Report every line in the records below that holds the word "injected".
------------
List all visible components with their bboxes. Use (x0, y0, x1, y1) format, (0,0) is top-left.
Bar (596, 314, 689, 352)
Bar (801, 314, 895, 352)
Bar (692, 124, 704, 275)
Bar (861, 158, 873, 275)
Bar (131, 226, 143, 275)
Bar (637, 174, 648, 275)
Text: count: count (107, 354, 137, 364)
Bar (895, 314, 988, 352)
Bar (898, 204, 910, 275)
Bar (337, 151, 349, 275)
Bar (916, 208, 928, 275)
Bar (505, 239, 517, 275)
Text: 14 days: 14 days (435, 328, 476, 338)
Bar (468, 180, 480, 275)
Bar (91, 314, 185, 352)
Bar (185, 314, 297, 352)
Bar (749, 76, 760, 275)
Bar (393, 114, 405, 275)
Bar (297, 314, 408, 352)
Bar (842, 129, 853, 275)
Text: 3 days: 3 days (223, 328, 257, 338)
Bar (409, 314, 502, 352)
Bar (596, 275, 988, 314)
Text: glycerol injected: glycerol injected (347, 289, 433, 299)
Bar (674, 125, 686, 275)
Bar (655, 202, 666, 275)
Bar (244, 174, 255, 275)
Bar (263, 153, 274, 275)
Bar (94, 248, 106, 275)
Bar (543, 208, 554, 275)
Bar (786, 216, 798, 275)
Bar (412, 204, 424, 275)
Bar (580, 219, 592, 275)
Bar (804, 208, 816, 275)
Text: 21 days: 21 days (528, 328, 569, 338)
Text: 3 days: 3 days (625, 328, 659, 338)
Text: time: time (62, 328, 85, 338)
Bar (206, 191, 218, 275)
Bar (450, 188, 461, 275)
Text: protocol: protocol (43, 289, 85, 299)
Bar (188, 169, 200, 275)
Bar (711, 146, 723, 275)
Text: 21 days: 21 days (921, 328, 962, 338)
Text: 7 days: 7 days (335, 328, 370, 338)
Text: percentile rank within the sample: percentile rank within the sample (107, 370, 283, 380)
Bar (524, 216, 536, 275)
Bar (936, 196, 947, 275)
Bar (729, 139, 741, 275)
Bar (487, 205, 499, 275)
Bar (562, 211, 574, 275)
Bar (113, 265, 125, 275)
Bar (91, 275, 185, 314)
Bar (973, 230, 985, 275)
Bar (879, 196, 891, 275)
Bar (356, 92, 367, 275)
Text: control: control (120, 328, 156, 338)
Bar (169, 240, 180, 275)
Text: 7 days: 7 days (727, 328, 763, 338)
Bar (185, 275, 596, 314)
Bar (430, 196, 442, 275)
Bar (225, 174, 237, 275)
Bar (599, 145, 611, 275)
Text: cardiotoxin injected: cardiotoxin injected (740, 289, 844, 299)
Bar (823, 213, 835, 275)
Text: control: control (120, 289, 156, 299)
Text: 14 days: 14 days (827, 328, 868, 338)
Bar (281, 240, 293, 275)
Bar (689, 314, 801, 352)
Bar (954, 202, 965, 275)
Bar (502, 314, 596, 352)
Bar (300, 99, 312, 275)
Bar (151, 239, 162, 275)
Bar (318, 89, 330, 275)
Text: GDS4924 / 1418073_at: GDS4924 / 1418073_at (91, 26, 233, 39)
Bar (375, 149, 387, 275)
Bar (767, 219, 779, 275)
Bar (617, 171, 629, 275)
------------
The answer:
Text: glycerol injected: glycerol injected (347, 289, 433, 299)
Text: cardiotoxin injected: cardiotoxin injected (740, 289, 844, 299)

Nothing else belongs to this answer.